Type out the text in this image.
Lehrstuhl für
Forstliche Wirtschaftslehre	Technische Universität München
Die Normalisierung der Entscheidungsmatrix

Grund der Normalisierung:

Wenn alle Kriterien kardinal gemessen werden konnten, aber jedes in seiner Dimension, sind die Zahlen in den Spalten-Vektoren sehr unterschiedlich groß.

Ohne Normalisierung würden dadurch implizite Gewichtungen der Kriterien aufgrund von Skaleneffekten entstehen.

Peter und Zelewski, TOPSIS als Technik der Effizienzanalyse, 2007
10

==

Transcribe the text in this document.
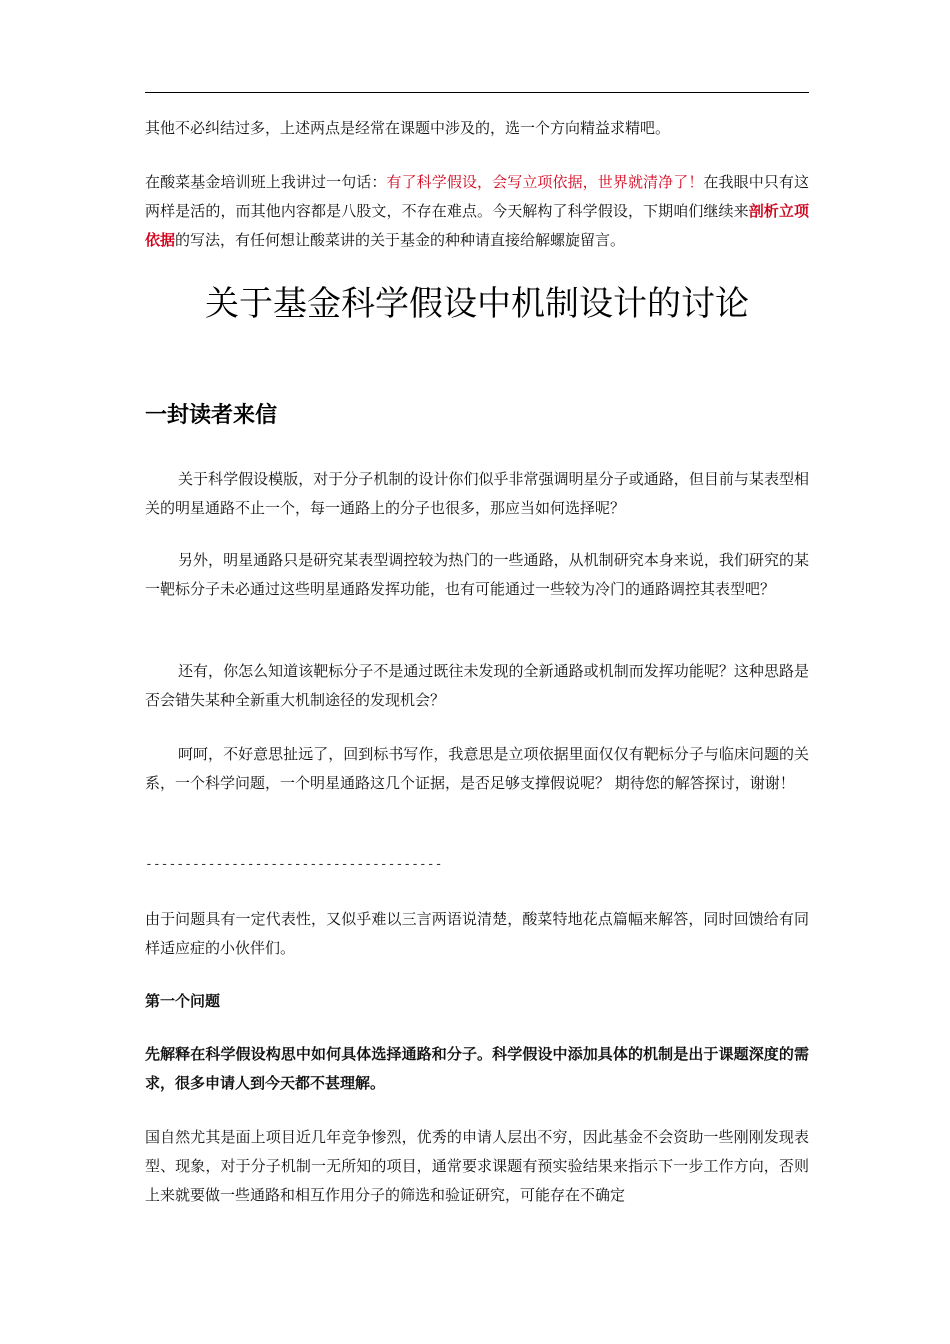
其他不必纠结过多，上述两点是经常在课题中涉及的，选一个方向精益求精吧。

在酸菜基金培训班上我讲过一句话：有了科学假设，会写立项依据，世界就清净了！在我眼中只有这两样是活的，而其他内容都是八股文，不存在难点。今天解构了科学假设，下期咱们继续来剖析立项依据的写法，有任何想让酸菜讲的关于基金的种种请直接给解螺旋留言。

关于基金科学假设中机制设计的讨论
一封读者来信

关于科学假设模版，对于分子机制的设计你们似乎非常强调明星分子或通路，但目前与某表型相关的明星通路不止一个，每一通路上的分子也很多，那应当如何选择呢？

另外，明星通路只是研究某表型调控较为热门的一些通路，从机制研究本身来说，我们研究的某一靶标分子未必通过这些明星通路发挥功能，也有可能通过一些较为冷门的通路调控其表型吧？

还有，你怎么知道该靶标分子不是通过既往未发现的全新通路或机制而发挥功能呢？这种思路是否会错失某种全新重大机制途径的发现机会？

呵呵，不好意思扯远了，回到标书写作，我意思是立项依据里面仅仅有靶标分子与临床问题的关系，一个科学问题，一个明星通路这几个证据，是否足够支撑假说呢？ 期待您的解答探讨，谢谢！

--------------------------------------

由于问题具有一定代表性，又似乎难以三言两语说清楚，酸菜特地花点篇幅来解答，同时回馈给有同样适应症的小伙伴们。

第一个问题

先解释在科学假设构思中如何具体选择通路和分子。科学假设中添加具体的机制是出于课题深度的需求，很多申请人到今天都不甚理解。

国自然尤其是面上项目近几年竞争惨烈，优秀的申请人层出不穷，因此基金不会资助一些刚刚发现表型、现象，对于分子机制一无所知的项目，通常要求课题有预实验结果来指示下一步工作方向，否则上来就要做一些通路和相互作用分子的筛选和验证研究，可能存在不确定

*Task brief*
Examine the records and pull out every line where the string "this" occurs.

*Worked solution*
Type out the text in this image.
Transcribe the text in this document.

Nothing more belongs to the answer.